**Requirement**
Copy the records word for word, from the first line through the line that contains "ok-button[interactable]: OK [873, 240, 933, 256]".
START
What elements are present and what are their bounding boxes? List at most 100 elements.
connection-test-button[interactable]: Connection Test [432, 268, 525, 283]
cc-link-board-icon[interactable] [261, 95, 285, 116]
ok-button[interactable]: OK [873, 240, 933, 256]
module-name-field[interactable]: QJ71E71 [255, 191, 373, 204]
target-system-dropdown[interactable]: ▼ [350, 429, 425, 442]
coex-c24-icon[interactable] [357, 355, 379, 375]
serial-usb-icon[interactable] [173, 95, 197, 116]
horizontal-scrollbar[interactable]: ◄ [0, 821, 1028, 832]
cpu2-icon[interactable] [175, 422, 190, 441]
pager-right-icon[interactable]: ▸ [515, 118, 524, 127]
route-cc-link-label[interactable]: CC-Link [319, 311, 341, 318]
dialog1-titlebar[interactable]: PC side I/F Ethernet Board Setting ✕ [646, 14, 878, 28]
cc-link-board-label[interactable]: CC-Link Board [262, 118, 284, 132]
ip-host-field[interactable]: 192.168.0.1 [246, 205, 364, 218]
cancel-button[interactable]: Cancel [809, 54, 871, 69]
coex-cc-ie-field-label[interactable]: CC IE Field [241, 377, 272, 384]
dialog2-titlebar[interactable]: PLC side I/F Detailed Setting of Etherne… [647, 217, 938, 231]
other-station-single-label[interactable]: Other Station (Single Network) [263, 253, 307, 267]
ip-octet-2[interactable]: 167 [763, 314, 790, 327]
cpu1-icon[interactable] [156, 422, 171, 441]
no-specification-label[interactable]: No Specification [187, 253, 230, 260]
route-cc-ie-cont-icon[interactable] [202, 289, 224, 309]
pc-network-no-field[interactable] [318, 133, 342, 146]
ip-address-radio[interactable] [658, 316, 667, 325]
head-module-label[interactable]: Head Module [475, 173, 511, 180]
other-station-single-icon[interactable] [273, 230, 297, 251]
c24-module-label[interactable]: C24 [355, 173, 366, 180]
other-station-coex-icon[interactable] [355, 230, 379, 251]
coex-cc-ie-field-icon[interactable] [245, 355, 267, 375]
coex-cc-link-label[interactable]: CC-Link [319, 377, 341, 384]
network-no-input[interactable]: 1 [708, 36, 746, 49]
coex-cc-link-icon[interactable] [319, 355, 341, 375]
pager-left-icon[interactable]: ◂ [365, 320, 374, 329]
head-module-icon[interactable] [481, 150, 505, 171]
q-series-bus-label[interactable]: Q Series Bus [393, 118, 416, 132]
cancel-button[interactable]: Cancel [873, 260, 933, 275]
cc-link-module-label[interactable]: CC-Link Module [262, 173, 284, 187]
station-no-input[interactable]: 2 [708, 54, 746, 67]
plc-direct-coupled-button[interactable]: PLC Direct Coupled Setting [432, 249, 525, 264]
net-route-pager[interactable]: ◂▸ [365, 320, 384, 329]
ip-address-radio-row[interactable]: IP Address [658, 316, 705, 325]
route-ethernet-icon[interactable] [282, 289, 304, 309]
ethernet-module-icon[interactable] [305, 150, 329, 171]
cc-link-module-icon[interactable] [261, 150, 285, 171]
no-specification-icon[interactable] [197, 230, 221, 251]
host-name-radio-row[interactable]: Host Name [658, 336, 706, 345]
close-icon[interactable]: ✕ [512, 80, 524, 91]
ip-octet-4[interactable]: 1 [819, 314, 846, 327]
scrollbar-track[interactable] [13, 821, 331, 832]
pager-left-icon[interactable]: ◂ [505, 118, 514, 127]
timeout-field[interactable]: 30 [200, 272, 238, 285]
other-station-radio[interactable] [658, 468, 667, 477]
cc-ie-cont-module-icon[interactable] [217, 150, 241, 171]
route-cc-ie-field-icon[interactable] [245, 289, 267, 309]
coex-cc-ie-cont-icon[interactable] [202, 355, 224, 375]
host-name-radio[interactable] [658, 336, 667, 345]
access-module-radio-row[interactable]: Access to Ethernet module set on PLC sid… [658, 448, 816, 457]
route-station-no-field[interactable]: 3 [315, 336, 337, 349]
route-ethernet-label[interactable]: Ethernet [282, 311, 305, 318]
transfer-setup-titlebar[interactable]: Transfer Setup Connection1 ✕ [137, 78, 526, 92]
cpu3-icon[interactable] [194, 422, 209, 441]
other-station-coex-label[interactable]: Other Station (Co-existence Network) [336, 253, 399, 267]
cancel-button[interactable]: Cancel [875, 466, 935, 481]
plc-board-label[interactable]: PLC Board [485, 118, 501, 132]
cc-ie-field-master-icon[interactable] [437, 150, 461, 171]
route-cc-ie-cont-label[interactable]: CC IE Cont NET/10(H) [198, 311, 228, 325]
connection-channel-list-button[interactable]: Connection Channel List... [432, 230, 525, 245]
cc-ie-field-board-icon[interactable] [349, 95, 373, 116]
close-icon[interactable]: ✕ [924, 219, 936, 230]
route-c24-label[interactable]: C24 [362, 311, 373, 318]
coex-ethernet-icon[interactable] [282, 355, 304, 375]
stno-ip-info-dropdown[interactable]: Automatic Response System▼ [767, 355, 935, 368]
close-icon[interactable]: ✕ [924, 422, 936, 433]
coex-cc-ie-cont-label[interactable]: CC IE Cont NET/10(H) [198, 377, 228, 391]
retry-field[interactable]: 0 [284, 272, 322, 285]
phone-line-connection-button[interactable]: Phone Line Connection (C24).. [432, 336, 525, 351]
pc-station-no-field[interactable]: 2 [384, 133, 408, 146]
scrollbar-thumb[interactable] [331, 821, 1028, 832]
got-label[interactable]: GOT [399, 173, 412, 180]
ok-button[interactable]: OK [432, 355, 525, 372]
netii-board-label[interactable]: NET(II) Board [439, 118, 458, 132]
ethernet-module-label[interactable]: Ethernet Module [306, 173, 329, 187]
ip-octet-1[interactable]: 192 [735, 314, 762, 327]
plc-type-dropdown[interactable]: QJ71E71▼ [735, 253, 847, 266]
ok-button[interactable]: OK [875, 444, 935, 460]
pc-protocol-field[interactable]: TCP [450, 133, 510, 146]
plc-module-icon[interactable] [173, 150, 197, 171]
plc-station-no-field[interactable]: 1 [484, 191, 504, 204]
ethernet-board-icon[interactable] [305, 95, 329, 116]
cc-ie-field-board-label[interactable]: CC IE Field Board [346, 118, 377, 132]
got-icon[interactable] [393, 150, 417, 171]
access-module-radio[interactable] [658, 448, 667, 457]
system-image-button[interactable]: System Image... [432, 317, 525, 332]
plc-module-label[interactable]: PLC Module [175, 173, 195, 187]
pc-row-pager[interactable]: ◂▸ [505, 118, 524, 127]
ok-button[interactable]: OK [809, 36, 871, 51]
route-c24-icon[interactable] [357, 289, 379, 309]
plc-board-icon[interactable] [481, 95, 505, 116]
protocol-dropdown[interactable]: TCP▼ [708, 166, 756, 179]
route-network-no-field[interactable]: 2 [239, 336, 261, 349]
END
**Solution for this problem**
What elements are present and what are their bounding boxes? List at most 100 elements.
connection-test-button[interactable]: Connection Test [432, 268, 525, 283]
cc-link-board-icon[interactable] [261, 95, 285, 116]
ok-button[interactable]: OK [873, 240, 933, 256]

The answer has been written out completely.